• **Dataset entries**:
++++
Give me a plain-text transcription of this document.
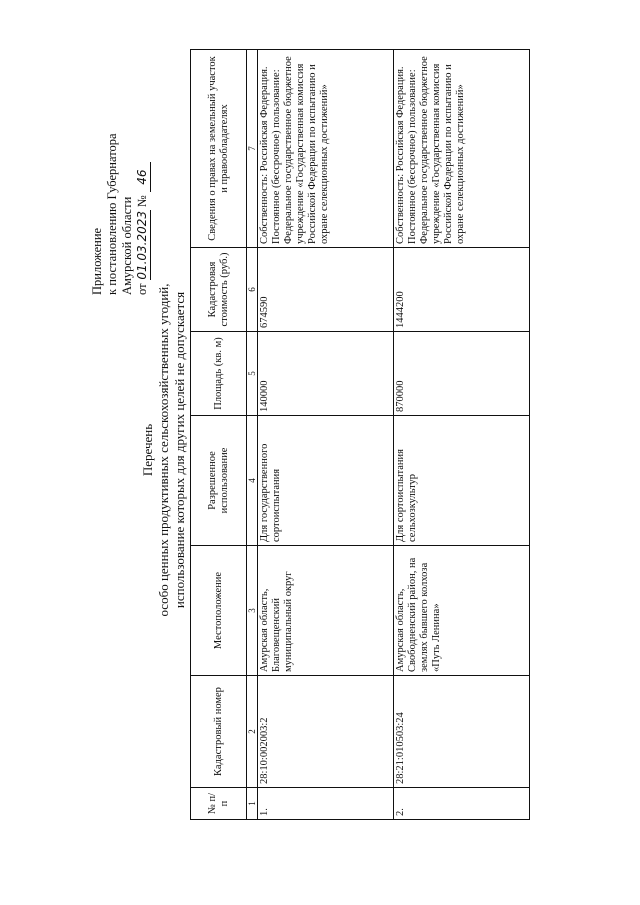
Приложение к постановлению Губернатора Амурской области от 01.03.2023 № 46
Перечень особо ценных продуктивных сельскохозяйственных угодий, использование которых для других целей не допускается
№ п/п	Кадастровый номер	Местоположение	Разрешенное использование	Площадь (кв. м)	Кадастровая стоимость (руб.)	Сведения о правах на земельный участок и правообладателях
1	2	3	4	5	6	7
1.	28:10:002003:2	Амурская область, Благовещенский муниципальный округ	Для государственного сортоиспытания	140000	674590	Собственность: Российская Федерация. Постоянное (бессрочное) пользование: Федеральное государственное бюджетное учреждение «Государственная комиссия Российской Федерации по испытанию и охране селекционных достижений»
2.	28:21:010503:24	Амурская область, Свободненский район, на землях бывшего колхоза «Путь Ленина»	Для сортоиспытания сельхозкультур	870000	1444200	Собственность: Российская Федерация. Постоянное (бессрочное) пользование: Федеральное государственное бюджетное учреждение «Государственная комиссия Российской Федерации по испытанию и охране селекционных достижений»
++++
• **Problem**: From the listing above, copy every line that holds the string "комиссия".

• **Task output**:
1.	28:10:002003:2	Амурская область, Благовещенский муниципальный округ	Для государственного сортоиспытания	140000	674590	Собственность: Российская Федерация. Постоянное (бессрочное) пользование: Федеральное государственное бюджетное учреждение «Государственная комиссия Российской Федерации по испытанию и охране селекционных достижений»
2.	28:21:010503:24	Амурская область, Свободненский район, на землях бывшего колхоза «Путь Ленина»	Для сортоиспытания сельхозкультур	870000	1444200	Собственность: Российская Федерация. Постоянное (бессрочное) пользование: Федеральное государственное бюджетное учреждение «Государственная комиссия Российской Федерации по испытанию и охране селекционных достижений»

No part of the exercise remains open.